Task instructions:
Go through the material below and report how many lines contain "choses". Give only the number.

Records to process:
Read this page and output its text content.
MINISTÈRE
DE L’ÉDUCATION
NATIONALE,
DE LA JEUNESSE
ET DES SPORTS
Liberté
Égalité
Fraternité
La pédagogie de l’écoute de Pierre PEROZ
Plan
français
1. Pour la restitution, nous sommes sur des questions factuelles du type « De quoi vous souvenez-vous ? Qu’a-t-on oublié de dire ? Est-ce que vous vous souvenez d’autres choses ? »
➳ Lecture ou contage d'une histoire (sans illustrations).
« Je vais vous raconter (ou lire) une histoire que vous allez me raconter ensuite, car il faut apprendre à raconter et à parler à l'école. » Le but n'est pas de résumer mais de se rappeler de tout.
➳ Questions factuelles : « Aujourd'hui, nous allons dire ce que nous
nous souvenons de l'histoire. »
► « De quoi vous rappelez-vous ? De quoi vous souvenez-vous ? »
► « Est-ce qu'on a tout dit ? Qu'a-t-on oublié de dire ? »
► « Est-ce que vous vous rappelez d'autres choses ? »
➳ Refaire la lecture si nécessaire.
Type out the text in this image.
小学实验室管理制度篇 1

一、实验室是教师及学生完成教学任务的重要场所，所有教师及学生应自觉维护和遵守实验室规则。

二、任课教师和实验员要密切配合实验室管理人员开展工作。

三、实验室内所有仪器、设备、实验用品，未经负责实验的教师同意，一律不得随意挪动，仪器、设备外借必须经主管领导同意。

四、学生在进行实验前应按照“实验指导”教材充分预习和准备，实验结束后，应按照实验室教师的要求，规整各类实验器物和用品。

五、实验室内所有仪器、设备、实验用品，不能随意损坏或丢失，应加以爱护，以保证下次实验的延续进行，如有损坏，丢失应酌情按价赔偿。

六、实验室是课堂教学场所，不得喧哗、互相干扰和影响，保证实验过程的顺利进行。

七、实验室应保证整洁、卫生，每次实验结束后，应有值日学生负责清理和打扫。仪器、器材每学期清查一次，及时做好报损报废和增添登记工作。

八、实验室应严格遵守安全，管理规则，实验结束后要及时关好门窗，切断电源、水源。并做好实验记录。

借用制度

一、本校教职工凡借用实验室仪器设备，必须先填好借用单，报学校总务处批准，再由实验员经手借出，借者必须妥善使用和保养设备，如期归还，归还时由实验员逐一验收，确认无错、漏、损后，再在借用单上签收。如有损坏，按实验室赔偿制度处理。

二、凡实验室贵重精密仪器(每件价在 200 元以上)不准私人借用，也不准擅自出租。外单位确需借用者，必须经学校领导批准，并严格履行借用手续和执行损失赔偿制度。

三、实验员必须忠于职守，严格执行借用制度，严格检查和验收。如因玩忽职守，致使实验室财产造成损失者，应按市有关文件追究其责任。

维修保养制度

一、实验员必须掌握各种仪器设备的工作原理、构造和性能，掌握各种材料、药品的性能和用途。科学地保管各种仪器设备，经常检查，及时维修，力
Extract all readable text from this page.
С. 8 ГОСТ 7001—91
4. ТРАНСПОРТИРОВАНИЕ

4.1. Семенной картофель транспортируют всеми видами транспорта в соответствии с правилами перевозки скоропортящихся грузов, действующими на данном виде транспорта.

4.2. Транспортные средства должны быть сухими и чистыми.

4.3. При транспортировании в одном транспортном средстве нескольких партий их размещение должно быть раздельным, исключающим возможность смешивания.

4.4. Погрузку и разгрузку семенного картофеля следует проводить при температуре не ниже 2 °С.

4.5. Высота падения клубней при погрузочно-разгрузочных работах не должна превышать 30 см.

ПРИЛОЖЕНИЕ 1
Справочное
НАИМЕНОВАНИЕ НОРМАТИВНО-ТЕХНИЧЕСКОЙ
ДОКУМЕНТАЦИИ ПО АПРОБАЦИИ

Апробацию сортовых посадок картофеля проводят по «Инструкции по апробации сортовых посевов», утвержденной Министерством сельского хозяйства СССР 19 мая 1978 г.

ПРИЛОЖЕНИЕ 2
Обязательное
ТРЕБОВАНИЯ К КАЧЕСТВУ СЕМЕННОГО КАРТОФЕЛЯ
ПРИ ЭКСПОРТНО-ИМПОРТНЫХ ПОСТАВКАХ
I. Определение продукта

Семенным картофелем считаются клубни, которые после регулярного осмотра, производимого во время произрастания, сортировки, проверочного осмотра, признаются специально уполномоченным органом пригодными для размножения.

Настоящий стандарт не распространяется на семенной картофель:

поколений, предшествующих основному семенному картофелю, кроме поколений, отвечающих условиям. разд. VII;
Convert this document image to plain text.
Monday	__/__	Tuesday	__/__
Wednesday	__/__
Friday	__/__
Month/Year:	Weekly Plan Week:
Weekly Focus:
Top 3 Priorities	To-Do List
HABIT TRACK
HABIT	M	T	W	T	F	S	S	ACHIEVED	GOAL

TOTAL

Answer for this exercise:
2